## Reading passage
=======
Scholars assume that it is more likely that Matthew and Luke would be
adding material to their source material, and less likely that Mark’s Gospel
would be deleting material from his source material.
This
is problematic for Church tradition, because Church tradition says that Matthew
wrote his Gospel first. In order to try
to preserve this Church tradition, at one time there used to be a theory that
Matthew could have written his gospel first, and then Mark wrote his gospel which was intended
as a short summary of Matthew. But that
doesn’t really make sense for a whole bunch of technical linguistic
reasons. For example, Matthew seems to
be correcting factual mistakes in Mark, or fixing the grammar, or getting rid
of the redundancies. It makes sense that Matthew would be trying
to improve on the original material that he was using as a source but it doesn’t
make sense that Mark would be taking Matthew’s account and adding mistakes or
deliberately sabotaging the grammar, or adding in redundancies.
This
is just a very brief summary of the issue.
Whole books are written on the synoptic issue, so for more hard hitting
analysis of the technical side of it see HERE, HERE, or HERE.
Moreover,
whenever Matthew and Luke can both use Mark as a source, they tell the same
story (with occasionally some added minor details or changes). But when Matthew and Luke are writing stories
for which they can not go to Mark as a common source, then they contradict each
other wildly.
For
example, there is nothing written in Mark’s Gospel about the birth of
Jesus. (Mark’s Gospel just starts when
Jesus is already an adult.) So Matthew
and Luke have no common source for the birth stories, and have to make up the
stories on their own.
In
Matthew’s Gospel, Joseph and Mary start by living in Bethlehem,
then have to flee to Egypt
when Herod kills all the newborn baby boys.
Then later, after Herod dies, they return from Egypt, but are warned in a dream not to go back
to Bethlehem so they resettle in Nazareth instead.
In
Luke, Mary and Joseph start by living in Nazareth, but then there is some sort
of strange census which for some reason requires everyone to go back to their
ancestral town, so they go down to Bethlehem for the birth of Jesus, and then
return to their home in Nazareth after the birth.
(Sidenote:
The details of either birth story, by the way, are not supported by
history. We have no record of Herod
killing all the newborn baby boys in Bethlehem,
or of this Empire-wide Roman census that required everyone to go back to their
ancestral towns. It appears Matthew and
Luke are just making their stories up.
Both seem to be trying, in separate ways, to get around an awkward
problem: Jesus was well known to have been from Nazareth
but the prophesies predicted the Messiah would from Bethlehem.
So how to explain that Jesus was born in Bethlehem
even though he was from Nazareth?)
Another
example is that in Mark, in its original form, Jesus never appears to anyone
after the resurrection. (Mark 16:9-20
was added much later. This should be
footnoted in your Bible). In Mark as it
was originally written, the women see the empty tomb, they run away, and then the
Gospel just ends there, and Jesus never makes any appearances after his death.
So
Matthew and Luke, when they were writing their Gospels, could copy from Mark
only up to the point of the empty tomb story, but then after the empty tomb,
they were left on their own to write the stories of the resurrected Jesus’s appearance
to the disciples, and for this section they again contradict each other
wildly. In fact, they contradict each
other on just about every point that it’s possible to contradict on.
=======
## Raw data
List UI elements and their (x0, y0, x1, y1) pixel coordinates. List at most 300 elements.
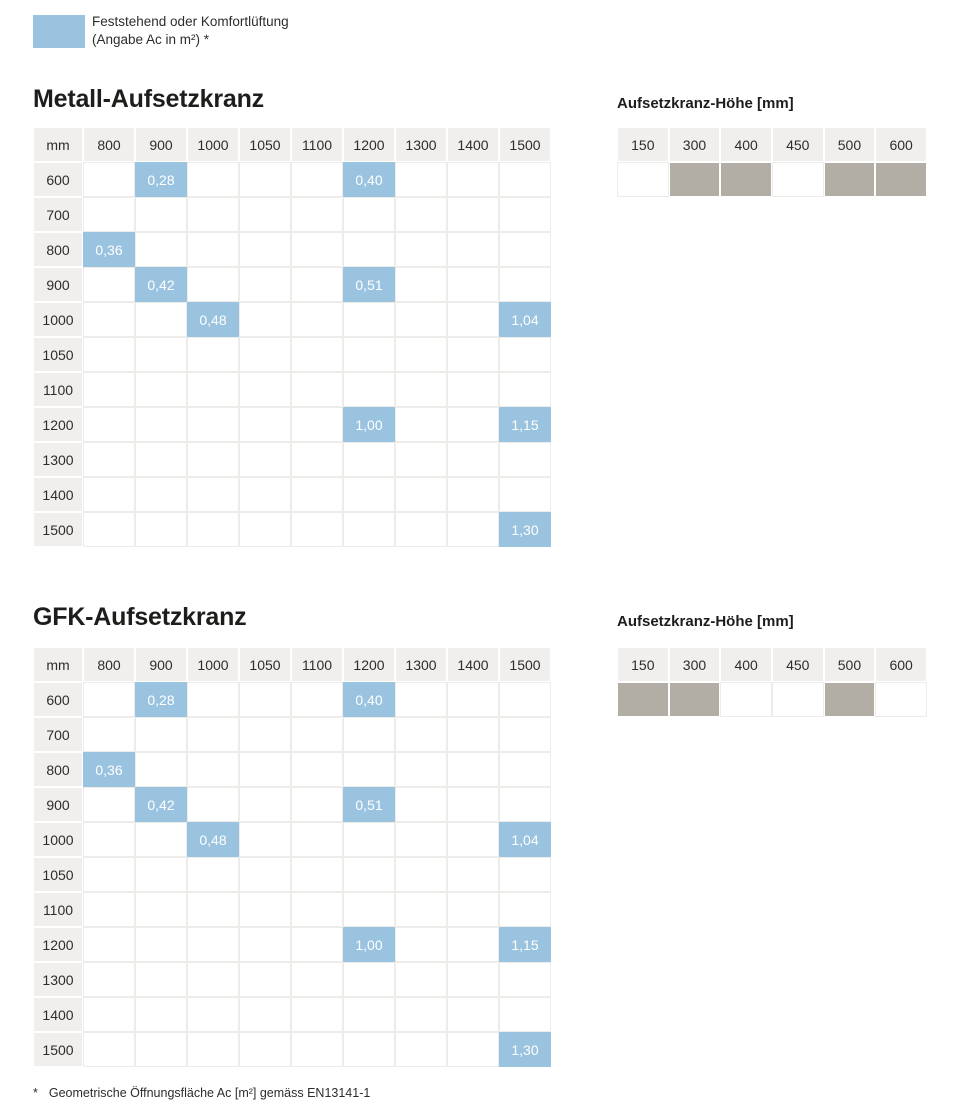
matrix-empty-cell (291, 197, 343, 232)
height-column-header: 500 (824, 127, 876, 162)
matrix-empty-cell (239, 442, 291, 477)
matrix-empty-cell (499, 682, 551, 717)
matrix-column-header: 1500 (499, 127, 551, 162)
matrix-empty-cell (291, 442, 343, 477)
matrix-empty-cell (447, 857, 499, 892)
matrix-empty-cell (499, 717, 551, 752)
matrix-value-cell: 0,51 (343, 787, 395, 822)
matrix-empty-cell (447, 407, 499, 442)
matrix-value-cell: 0,36 (83, 232, 135, 267)
matrix-empty-cell (343, 822, 395, 857)
matrix-empty-cell (83, 787, 135, 822)
height-unavailable-cell (720, 682, 772, 717)
matrix-empty-cell (499, 337, 551, 372)
matrix-column-header: 900 (135, 127, 187, 162)
matrix-empty-cell (395, 997, 447, 1032)
matrix-empty-cell (135, 232, 187, 267)
matrix-value-cell: 1,15 (499, 407, 551, 442)
matrix-empty-cell (395, 372, 447, 407)
matrix-empty-cell (343, 857, 395, 892)
matrix-empty-cell (291, 962, 343, 997)
matrix-empty-cell (343, 997, 395, 1032)
matrix-value-cell: 1,00 (343, 407, 395, 442)
matrix-empty-cell (343, 302, 395, 337)
height-column-header: 500 (824, 647, 876, 682)
matrix-empty-cell (187, 372, 239, 407)
matrix-empty-cell (135, 372, 187, 407)
height-column-header: 450 (772, 647, 824, 682)
matrix-row (33, 372, 551, 407)
matrix-empty-cell (291, 717, 343, 752)
matrix-row (33, 477, 551, 512)
matrix-row (33, 682, 551, 717)
matrix-empty-cell (343, 752, 395, 787)
matrix-empty-cell (395, 857, 447, 892)
height-available-cell (669, 162, 721, 197)
height-available-cell (824, 162, 876, 197)
matrix-table (33, 127, 551, 547)
matrix-column-header: 1100 (291, 647, 343, 682)
matrix-empty-cell (239, 337, 291, 372)
matrix-empty-cell (499, 857, 551, 892)
height-header-row (617, 647, 927, 682)
matrix-empty-cell (447, 927, 499, 962)
matrix-empty-cell (239, 512, 291, 547)
matrix-empty-cell (239, 302, 291, 337)
height-availability-row (617, 162, 927, 197)
matrix-empty-cell (291, 997, 343, 1032)
matrix-empty-cell (187, 1032, 239, 1067)
matrix-empty-cell (83, 477, 135, 512)
matrix-empty-cell (499, 232, 551, 267)
matrix-empty-cell (343, 337, 395, 372)
matrix-row-header: 700 (33, 197, 83, 232)
matrix-empty-cell (395, 407, 447, 442)
matrix-value-cell: 0,28 (135, 162, 187, 197)
matrix-row (33, 752, 551, 787)
matrix-empty-cell (83, 337, 135, 372)
matrix-empty-cell (187, 512, 239, 547)
matrix-empty-cell (83, 162, 135, 197)
matrix-empty-cell (135, 717, 187, 752)
matrix-empty-cell (239, 232, 291, 267)
matrix-empty-cell (291, 822, 343, 857)
legend-color-swatch (33, 15, 85, 48)
height-table (617, 127, 927, 197)
matrix-empty-cell (291, 337, 343, 372)
matrix-empty-cell (187, 962, 239, 997)
matrix-empty-cell (395, 442, 447, 477)
matrix-empty-cell (291, 302, 343, 337)
matrix-empty-cell (447, 232, 499, 267)
height-unavailable-cell (772, 682, 824, 717)
matrix-empty-cell (135, 962, 187, 997)
matrix-row (33, 857, 551, 892)
matrix-empty-cell (135, 477, 187, 512)
matrix-empty-cell (291, 162, 343, 197)
matrix-empty-cell (187, 267, 239, 302)
matrix-empty-cell (395, 302, 447, 337)
matrix-empty-cell (239, 1032, 291, 1067)
matrix-empty-cell (83, 512, 135, 547)
matrix-row-header: 1300 (33, 962, 83, 997)
matrix-empty-cell (83, 682, 135, 717)
matrix-empty-cell (447, 717, 499, 752)
matrix-row-header: 1000 (33, 302, 83, 337)
matrix-empty-cell (395, 337, 447, 372)
matrix-empty-cell (447, 162, 499, 197)
matrix-empty-cell (343, 372, 395, 407)
matrix-empty-cell (395, 1032, 447, 1067)
matrix-empty-cell (343, 962, 395, 997)
matrix-empty-cell (291, 477, 343, 512)
height-column-header: 150 (617, 127, 669, 162)
matrix-row-header: 1000 (33, 822, 83, 857)
matrix-empty-cell (447, 477, 499, 512)
matrix-empty-cell (447, 1032, 499, 1067)
matrix-empty-cell (135, 927, 187, 962)
matrix-value-cell: 0,42 (135, 787, 187, 822)
matrix-empty-cell (187, 477, 239, 512)
matrix-empty-cell (239, 927, 291, 962)
matrix-empty-cell (135, 197, 187, 232)
matrix-row (33, 232, 551, 267)
matrix-row (33, 962, 551, 997)
matrix-row-header: 800 (33, 232, 83, 267)
section-title-metall: Metall-Aufsetzkranz (33, 85, 264, 113)
matrix-column-header: 1300 (395, 127, 447, 162)
matrix-row (33, 512, 551, 547)
matrix-empty-cell (395, 822, 447, 857)
matrix-empty-cell (395, 267, 447, 302)
matrix-empty-cell (187, 857, 239, 892)
matrix-empty-cell (447, 892, 499, 927)
matrix-empty-cell (239, 407, 291, 442)
matrix-row (33, 997, 551, 1032)
matrix-empty-cell (447, 197, 499, 232)
height-table-title-metall: Aufsetzkranz-Höhe [mm] (617, 95, 794, 112)
matrix-empty-cell (187, 232, 239, 267)
matrix-row (33, 407, 551, 442)
matrix-empty-cell (239, 717, 291, 752)
matrix-empty-cell (239, 197, 291, 232)
height-unavailable-cell (772, 162, 824, 197)
matrix-empty-cell (499, 752, 551, 787)
footnote-text: Geometrische Öffnungsfläche Ac [m²] gemäss EN13141-1 (48, 1086, 371, 1100)
matrix-empty-cell (83, 372, 135, 407)
matrix-empty-cell (291, 892, 343, 927)
matrix-empty-cell (291, 752, 343, 787)
matrix-empty-cell (187, 892, 239, 927)
height-column-header: 400 (720, 647, 772, 682)
matrix-value-cell: 0,28 (135, 682, 187, 717)
matrix-row-header: 600 (33, 682, 83, 717)
matrix-empty-cell (135, 752, 187, 787)
matrix-header-row (33, 127, 551, 162)
height-table-metall (617, 127, 927, 197)
height-column-header: 300 (669, 647, 721, 682)
matrix-empty-cell (135, 512, 187, 547)
matrix-empty-cell (83, 267, 135, 302)
matrix-empty-cell (395, 717, 447, 752)
matrix-empty-cell (499, 997, 551, 1032)
matrix-row-header: 1200 (33, 927, 83, 962)
matrix-row-header: 1050 (33, 337, 83, 372)
matrix-empty-cell (83, 442, 135, 477)
matrix-row-header: 600 (33, 162, 83, 197)
matrix-empty-cell (395, 787, 447, 822)
matrix-column-header: 1000 (187, 127, 239, 162)
matrix-empty-cell (83, 927, 135, 962)
footnote-marker: * (33, 1086, 38, 1100)
matrix-empty-cell (187, 752, 239, 787)
matrix-row-header: 1500 (33, 512, 83, 547)
matrix-empty-cell (291, 927, 343, 962)
matrix-column-header: 800 (83, 127, 135, 162)
matrix-empty-cell (135, 997, 187, 1032)
matrix-row-header: 800 (33, 752, 83, 787)
matrix-row (33, 302, 551, 337)
matrix-row-header: 1200 (33, 407, 83, 442)
height-available-cell (824, 682, 876, 717)
matrix-empty-cell (291, 1032, 343, 1067)
matrix-empty-cell (291, 407, 343, 442)
matrix-empty-cell (499, 442, 551, 477)
matrix-column-header: 1300 (395, 647, 447, 682)
matrix-value-cell: 0,40 (343, 682, 395, 717)
matrix-empty-cell (83, 892, 135, 927)
matrix-row (33, 892, 551, 927)
matrix-row (33, 162, 551, 197)
matrix-empty-cell (239, 857, 291, 892)
matrix-empty-cell (187, 927, 239, 962)
matrix-empty-cell (499, 197, 551, 232)
matrix-value-cell: 0,48 (187, 822, 239, 857)
height-table-title-gfk: Aufsetzkranz-Höhe [mm] (617, 613, 794, 630)
height-column-header: 600 (875, 647, 927, 682)
matrix-row (33, 717, 551, 752)
matrix-empty-cell (499, 892, 551, 927)
matrix-empty-cell (239, 162, 291, 197)
height-available-cell (669, 682, 721, 717)
matrix-value-cell: 1,15 (499, 927, 551, 962)
matrix-row (33, 927, 551, 962)
matrix-row (33, 267, 551, 302)
matrix-empty-cell (135, 337, 187, 372)
matrix-empty-cell (447, 267, 499, 302)
matrix-empty-cell (395, 162, 447, 197)
matrix-empty-cell (291, 682, 343, 717)
matrix-row (33, 442, 551, 477)
matrix-row-header: 1500 (33, 1032, 83, 1067)
matrix-table (33, 647, 551, 1067)
matrix-empty-cell (83, 997, 135, 1032)
height-unavailable-cell (875, 682, 927, 717)
matrix-empty-cell (239, 267, 291, 302)
matrix-row-header: 1100 (33, 892, 83, 927)
matrix-empty-cell (499, 477, 551, 512)
matrix-value-cell: 0,48 (187, 302, 239, 337)
matrix-empty-cell (447, 962, 499, 997)
matrix-empty-cell (395, 962, 447, 997)
matrix-empty-cell (447, 787, 499, 822)
matrix-empty-cell (395, 892, 447, 927)
matrix-empty-cell (187, 162, 239, 197)
matrix-empty-cell (343, 232, 395, 267)
matrix-empty-cell (291, 787, 343, 822)
matrix-empty-cell (83, 407, 135, 442)
matrix-header-row (33, 647, 551, 682)
matrix-empty-cell (187, 997, 239, 1032)
matrix-value-cell: 1,04 (499, 302, 551, 337)
matrix-empty-cell (239, 892, 291, 927)
matrix-column-header: 1050 (239, 127, 291, 162)
matrix-empty-cell (343, 717, 395, 752)
matrix-column-header: 800 (83, 647, 135, 682)
matrix-empty-cell (135, 442, 187, 477)
matrix-value-cell: 1,00 (343, 927, 395, 962)
matrix-row-header: 1400 (33, 997, 83, 1032)
matrix-row-header: 1100 (33, 372, 83, 407)
matrix-empty-cell (291, 857, 343, 892)
matrix-row (33, 1032, 551, 1067)
matrix-row-header: 900 (33, 267, 83, 302)
legend-label (92, 13, 289, 49)
matrix-empty-cell (343, 477, 395, 512)
height-column-header: 150 (617, 647, 669, 682)
height-table (617, 647, 927, 717)
matrix-value-cell: 0,40 (343, 162, 395, 197)
matrix-empty-cell (499, 267, 551, 302)
section-title-gfk: GFK-Aufsetzkranz (33, 603, 247, 631)
matrix-empty-cell (239, 372, 291, 407)
height-available-cell (617, 682, 669, 717)
matrix-row (33, 787, 551, 822)
matrix-empty-cell (135, 857, 187, 892)
dimension-matrix-gfk (33, 647, 551, 1067)
matrix-empty-cell (187, 197, 239, 232)
matrix-empty-cell (447, 337, 499, 372)
matrix-empty-cell (239, 997, 291, 1032)
legend-label-line1: Feststehend oder Komfortlüftung (92, 14, 289, 29)
height-header-row (617, 127, 927, 162)
matrix-empty-cell (343, 442, 395, 477)
legend-label-line2: (Angabe Ac in m²) * (92, 32, 210, 47)
matrix-empty-cell (291, 232, 343, 267)
matrix-column-header: 1400 (447, 647, 499, 682)
matrix-column-header: 1500 (499, 647, 551, 682)
matrix-empty-cell (395, 232, 447, 267)
matrix-column-header: 1200 (343, 127, 395, 162)
matrix-row (33, 197, 551, 232)
matrix-empty-cell (499, 372, 551, 407)
matrix-row-header: 1400 (33, 477, 83, 512)
matrix-column-header: 1100 (291, 127, 343, 162)
height-table-gfk (617, 647, 927, 717)
matrix-empty-cell (83, 822, 135, 857)
matrix-empty-cell (135, 1032, 187, 1067)
matrix-empty-cell (135, 892, 187, 927)
matrix-empty-cell (447, 442, 499, 477)
matrix-value-cell: 0,42 (135, 267, 187, 302)
matrix-row (33, 822, 551, 857)
matrix-empty-cell (343, 512, 395, 547)
matrix-empty-cell (83, 1032, 135, 1067)
matrix-column-header: 900 (135, 647, 187, 682)
matrix-empty-cell (499, 787, 551, 822)
matrix-corner-label: mm (33, 127, 83, 162)
matrix-empty-cell (187, 717, 239, 752)
matrix-empty-cell (447, 302, 499, 337)
matrix-empty-cell (187, 682, 239, 717)
matrix-row-header: 700 (33, 717, 83, 752)
matrix-empty-cell (447, 512, 499, 547)
height-column-header: 300 (669, 127, 721, 162)
matrix-empty-cell (395, 682, 447, 717)
matrix-value-cell: 1,04 (499, 822, 551, 857)
matrix-empty-cell (187, 407, 239, 442)
matrix-empty-cell (395, 477, 447, 512)
matrix-empty-cell (499, 162, 551, 197)
matrix-empty-cell (239, 822, 291, 857)
matrix-empty-cell (187, 787, 239, 822)
matrix-empty-cell (499, 962, 551, 997)
matrix-empty-cell (83, 302, 135, 337)
height-column-header: 400 (720, 127, 772, 162)
matrix-empty-cell (395, 197, 447, 232)
matrix-column-header: 1400 (447, 127, 499, 162)
matrix-empty-cell (83, 857, 135, 892)
matrix-empty-cell (239, 962, 291, 997)
matrix-empty-cell (395, 752, 447, 787)
matrix-column-header: 1200 (343, 647, 395, 682)
matrix-empty-cell (239, 477, 291, 512)
height-availability-row (617, 682, 927, 717)
matrix-empty-cell (187, 442, 239, 477)
matrix-value-cell: 0,36 (83, 752, 135, 787)
matrix-empty-cell (291, 512, 343, 547)
matrix-empty-cell (447, 372, 499, 407)
matrix-empty-cell (343, 892, 395, 927)
height-available-cell (875, 162, 927, 197)
matrix-empty-cell (447, 752, 499, 787)
matrix-empty-cell (135, 302, 187, 337)
matrix-empty-cell (291, 372, 343, 407)
matrix-column-header: 1000 (187, 647, 239, 682)
matrix-empty-cell (239, 682, 291, 717)
matrix-empty-cell (447, 997, 499, 1032)
height-unavailable-cell (617, 162, 669, 197)
matrix-empty-cell (83, 197, 135, 232)
matrix-empty-cell (343, 1032, 395, 1067)
matrix-empty-cell (343, 197, 395, 232)
matrix-empty-cell (239, 787, 291, 822)
matrix-empty-cell (395, 512, 447, 547)
height-column-header: 450 (772, 127, 824, 162)
matrix-empty-cell (187, 337, 239, 372)
height-column-header: 600 (875, 127, 927, 162)
matrix-row-header: 1300 (33, 442, 83, 477)
matrix-empty-cell (239, 752, 291, 787)
matrix-value-cell: 1,30 (499, 512, 551, 547)
matrix-empty-cell (447, 822, 499, 857)
matrix-empty-cell (135, 407, 187, 442)
footnote (33, 1086, 370, 1100)
matrix-value-cell: 0,51 (343, 267, 395, 302)
matrix-empty-cell (83, 717, 135, 752)
height-available-cell (720, 162, 772, 197)
matrix-row-header: 1050 (33, 857, 83, 892)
=======
## Exercise objective
In the passage on the Gospel sources, rewrite everything from "Whole books are" down to "on their own.", replacing "common source" with "shared source".

## Expected answer
Whole books are written on the synoptic issue, so for more hard hitting
analysis of the technical side of it see HERE, HERE, or HERE.
Moreover,
whenever Matthew and Luke can both use Mark as a source, they tell the same
story (with occasionally some added minor details or changes). But when Matthew and Luke are writing stories
for which they can not go to Mark as a shared source, then they contradict each
other wildly.
For
example, there is nothing written in Mark’s Gospel about the birth of
Jesus. (Mark’s Gospel just starts when
Jesus is already an adult.) So Matthew
and Luke have no shared source for the birth stories, and have to make up the
stories on their own.